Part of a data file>
-*-*-

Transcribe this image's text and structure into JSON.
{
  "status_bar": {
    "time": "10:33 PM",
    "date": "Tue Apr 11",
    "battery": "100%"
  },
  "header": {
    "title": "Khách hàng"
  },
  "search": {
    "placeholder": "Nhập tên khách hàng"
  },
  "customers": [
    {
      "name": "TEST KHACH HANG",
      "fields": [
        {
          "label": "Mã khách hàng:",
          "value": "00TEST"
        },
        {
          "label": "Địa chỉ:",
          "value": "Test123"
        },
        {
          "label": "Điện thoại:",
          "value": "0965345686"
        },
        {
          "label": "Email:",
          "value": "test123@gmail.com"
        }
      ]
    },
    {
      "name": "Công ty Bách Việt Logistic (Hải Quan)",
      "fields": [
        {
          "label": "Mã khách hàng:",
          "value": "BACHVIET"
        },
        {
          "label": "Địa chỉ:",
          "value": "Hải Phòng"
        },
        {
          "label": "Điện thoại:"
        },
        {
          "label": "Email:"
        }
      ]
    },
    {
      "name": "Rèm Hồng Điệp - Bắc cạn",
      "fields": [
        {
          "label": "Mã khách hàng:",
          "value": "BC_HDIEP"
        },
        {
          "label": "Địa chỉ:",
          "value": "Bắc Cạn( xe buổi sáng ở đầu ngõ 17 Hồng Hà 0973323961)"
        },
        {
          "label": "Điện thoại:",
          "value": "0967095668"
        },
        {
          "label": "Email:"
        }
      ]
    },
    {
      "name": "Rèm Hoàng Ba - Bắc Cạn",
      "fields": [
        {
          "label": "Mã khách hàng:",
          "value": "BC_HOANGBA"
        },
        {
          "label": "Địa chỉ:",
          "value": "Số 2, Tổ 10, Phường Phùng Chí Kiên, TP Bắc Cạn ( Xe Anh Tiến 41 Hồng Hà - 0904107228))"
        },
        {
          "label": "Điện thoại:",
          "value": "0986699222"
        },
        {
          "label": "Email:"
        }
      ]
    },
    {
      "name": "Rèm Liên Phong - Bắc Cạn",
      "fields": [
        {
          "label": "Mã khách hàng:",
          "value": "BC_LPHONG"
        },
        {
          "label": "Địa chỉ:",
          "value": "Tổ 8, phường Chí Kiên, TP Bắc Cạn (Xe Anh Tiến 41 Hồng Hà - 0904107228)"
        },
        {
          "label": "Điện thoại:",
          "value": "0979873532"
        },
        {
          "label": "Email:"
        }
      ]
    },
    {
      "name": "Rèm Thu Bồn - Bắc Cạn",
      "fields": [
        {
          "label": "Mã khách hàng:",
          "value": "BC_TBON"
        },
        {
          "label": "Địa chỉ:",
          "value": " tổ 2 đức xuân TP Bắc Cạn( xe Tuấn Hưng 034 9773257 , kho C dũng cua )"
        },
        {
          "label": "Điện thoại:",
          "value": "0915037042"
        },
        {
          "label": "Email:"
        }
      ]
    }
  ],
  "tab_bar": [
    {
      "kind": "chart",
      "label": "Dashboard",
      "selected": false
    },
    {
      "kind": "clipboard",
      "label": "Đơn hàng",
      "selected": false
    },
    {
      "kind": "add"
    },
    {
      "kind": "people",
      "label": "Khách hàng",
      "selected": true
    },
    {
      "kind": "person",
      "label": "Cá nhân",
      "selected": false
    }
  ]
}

-*-*-

Stated goal> Reproduce the records in full, exactly as written.

Correct answer>
Transcribe this image's text and structure into JSON.
{
  "status_bar": {
    "time": "10:33 PM",
    "date": "Tue Apr 11",
    "battery": "100%"
  },
  "header": {
    "title": "Khách hàng"
  },
  "search": {
    "placeholder": "Nhập tên khách hàng"
  },
  "customers": [
    {
      "name": "TEST KHACH HANG",
      "fields": [
        {
          "label": "Mã khách hàng:",
          "value": "00TEST"
        },
        {
          "label": "Địa chỉ:",
          "value": "Test123"
        },
        {
          "label": "Điện thoại:",
          "value": "0965345686"
        },
        {
          "label": "Email:",
          "value": "test123@gmail.com"
        }
      ]
    },
    {
      "name": "Công ty Bách Việt Logistic (Hải Quan)",
      "fields": [
        {
          "label": "Mã khách hàng:",
          "value": "BACHVIET"
        },
        {
          "label": "Địa chỉ:",
          "value": "Hải Phòng"
        },
        {
          "label": "Điện thoại:"
        },
        {
          "label": "Email:"
        }
      ]
    },
    {
      "name": "Rèm Hồng Điệp - Bắc cạn",
      "fields": [
        {
          "label": "Mã khách hàng:",
          "value": "BC_HDIEP"
        },
        {
          "label": "Địa chỉ:",
          "value": "Bắc Cạn( xe buổi sáng ở đầu ngõ 17 Hồng Hà 0973323961)"
        },
        {
          "label": "Điện thoại:",
          "value": "0967095668"
        },
        {
          "label": "Email:"
        }
      ]
    },
    {
      "name": "Rèm Hoàng Ba - Bắc Cạn",
      "fields": [
        {
          "label": "Mã khách hàng:",
          "value": "BC_HOANGBA"
        },
        {
          "label": "Địa chỉ:",
          "value": "Số 2, Tổ 10, Phường Phùng Chí Kiên, TP Bắc Cạn ( Xe Anh Tiến 41 Hồng Hà - 0904107228))"
        },
        {
          "label": "Điện thoại:",
          "value": "0986699222"
        },
        {
          "label": "Email:"
        }
      ]
    },
    {
      "name": "Rèm Liên Phong - Bắc Cạn",
      "fields": [
        {
          "label": "Mã khách hàng:",
          "value": "BC_LPHONG"
        },
        {
          "label": "Địa chỉ:",
          "value": "Tổ 8, phường Chí Kiên, TP Bắc Cạn (Xe Anh Tiến 41 Hồng Hà - 0904107228)"
        },
        {
          "label": "Điện thoại:",
          "value": "0979873532"
        },
        {
          "label": "Email:"
        }
      ]
    },
    {
      "name": "Rèm Thu Bồn - Bắc Cạn",
      "fields": [
        {
          "label": "Mã khách hàng:",
          "value": "BC_TBON"
        },
        {
          "label": "Địa chỉ:",
          "value": " tổ 2 đức xuân TP Bắc Cạn( xe Tuấn Hưng 034 9773257 , kho C dũng cua )"
        },
        {
          "label": "Điện thoại:",
          "value": "0915037042"
        },
        {
          "label": "Email:"
        }
      ]
    }
  ],
  "tab_bar": [
    {
      "kind": "chart",
      "label": "Dashboard",
      "selected": false
    },
    {
      "kind": "clipboard",
      "label": "Đơn hàng",
      "selected": false
    },
    {
      "kind": "add"
    },
    {
      "kind": "people",
      "label": "Khách hàng",
      "selected": true
    },
    {
      "kind": "person",
      "label": "Cá nhân",
      "selected": false
    }
  ]
}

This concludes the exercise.